(Records about charts and figures)
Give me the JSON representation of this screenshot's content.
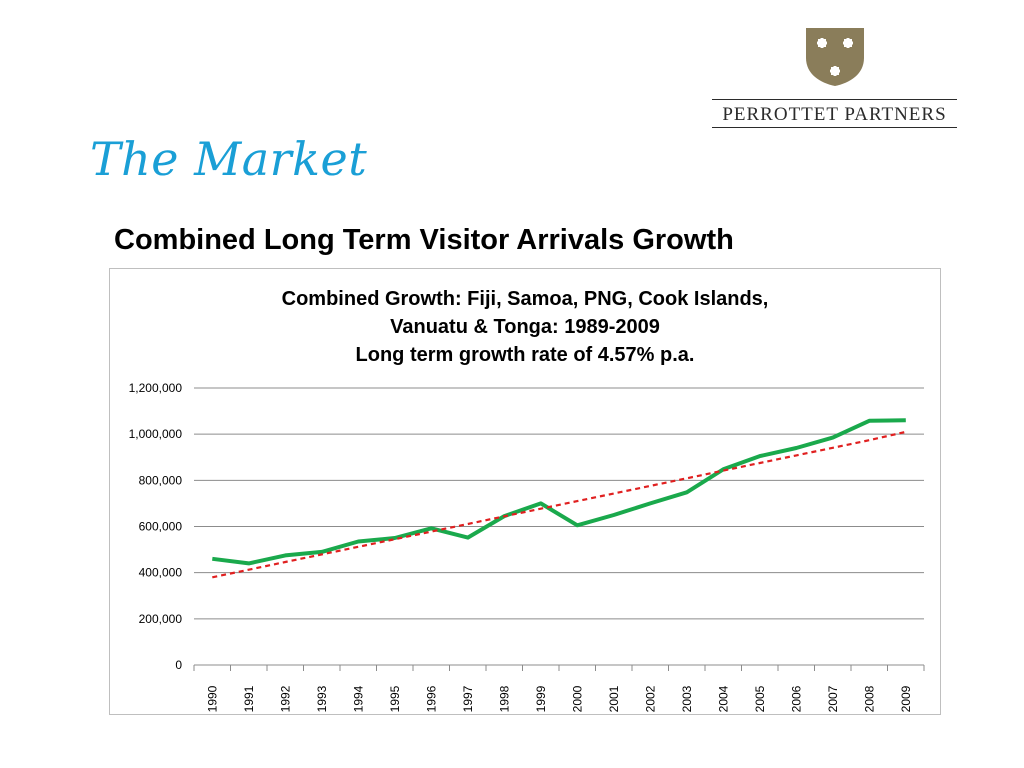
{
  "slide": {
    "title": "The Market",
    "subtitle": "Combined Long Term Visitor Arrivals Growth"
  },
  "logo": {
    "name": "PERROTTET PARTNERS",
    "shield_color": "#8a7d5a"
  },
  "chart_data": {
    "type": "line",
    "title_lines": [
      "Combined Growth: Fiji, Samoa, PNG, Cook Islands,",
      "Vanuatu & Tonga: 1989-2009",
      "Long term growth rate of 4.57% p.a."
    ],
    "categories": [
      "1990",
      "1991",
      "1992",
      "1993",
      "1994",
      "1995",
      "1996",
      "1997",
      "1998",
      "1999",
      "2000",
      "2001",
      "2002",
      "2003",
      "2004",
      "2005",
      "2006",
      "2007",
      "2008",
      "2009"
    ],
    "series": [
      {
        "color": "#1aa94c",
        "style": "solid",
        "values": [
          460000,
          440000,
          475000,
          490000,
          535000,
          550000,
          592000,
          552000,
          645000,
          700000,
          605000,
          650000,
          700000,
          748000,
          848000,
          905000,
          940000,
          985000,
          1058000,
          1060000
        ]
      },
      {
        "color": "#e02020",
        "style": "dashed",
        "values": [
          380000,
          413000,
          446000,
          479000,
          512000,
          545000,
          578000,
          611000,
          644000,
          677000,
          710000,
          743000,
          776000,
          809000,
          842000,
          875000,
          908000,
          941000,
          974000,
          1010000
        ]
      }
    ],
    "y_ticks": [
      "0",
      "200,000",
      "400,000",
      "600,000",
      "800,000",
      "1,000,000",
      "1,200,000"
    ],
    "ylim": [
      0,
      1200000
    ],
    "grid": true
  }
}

**WHAT IS REQUIRED**
Using the records above, retype everything exactly except the pictures.

**RESULT OF THE TASK**
Give me the JSON representation of this screenshot's content.
{
  "slide": {
    "title": "The Market",
    "subtitle": "Combined Long Term Visitor Arrivals Growth"
  },
  "logo": {
    "name": "PERROTTET PARTNERS",
    "shield_color": "#8a7d5a"
  },
  "chart_data": {
    "type": "line",
    "title_lines": [
      "Combined Growth: Fiji, Samoa, PNG, Cook Islands,",
      "Vanuatu & Tonga: 1989-2009",
      "Long term growth rate of 4.57% p.a."
    ],
    "categories": [
      "1990",
      "1991",
      "1992",
      "1993",
      "1994",
      "1995",
      "1996",
      "1997",
      "1998",
      "1999",
      "2000",
      "2001",
      "2002",
      "2003",
      "2004",
      "2005",
      "2006",
      "2007",
      "2008",
      "2009"
    ],
    "series": [
      {
        "color": "#1aa94c",
        "style": "solid",
        "values": [
          460000,
          440000,
          475000,
          490000,
          535000,
          550000,
          592000,
          552000,
          645000,
          700000,
          605000,
          650000,
          700000,
          748000,
          848000,
          905000,
          940000,
          985000,
          1058000,
          1060000
        ]
      },
      {
        "color": "#e02020",
        "style": "dashed",
        "values": [
          380000,
          413000,
          446000,
          479000,
          512000,
          545000,
          578000,
          611000,
          644000,
          677000,
          710000,
          743000,
          776000,
          809000,
          842000,
          875000,
          908000,
          941000,
          974000,
          1010000
        ]
      }
    ],
    "y_ticks": [
      "0",
      "200,000",
      "400,000",
      "600,000",
      "800,000",
      "1,000,000",
      "1,200,000"
    ],
    "ylim": [
      0,
      1200000
    ],
    "grid": true
  }
}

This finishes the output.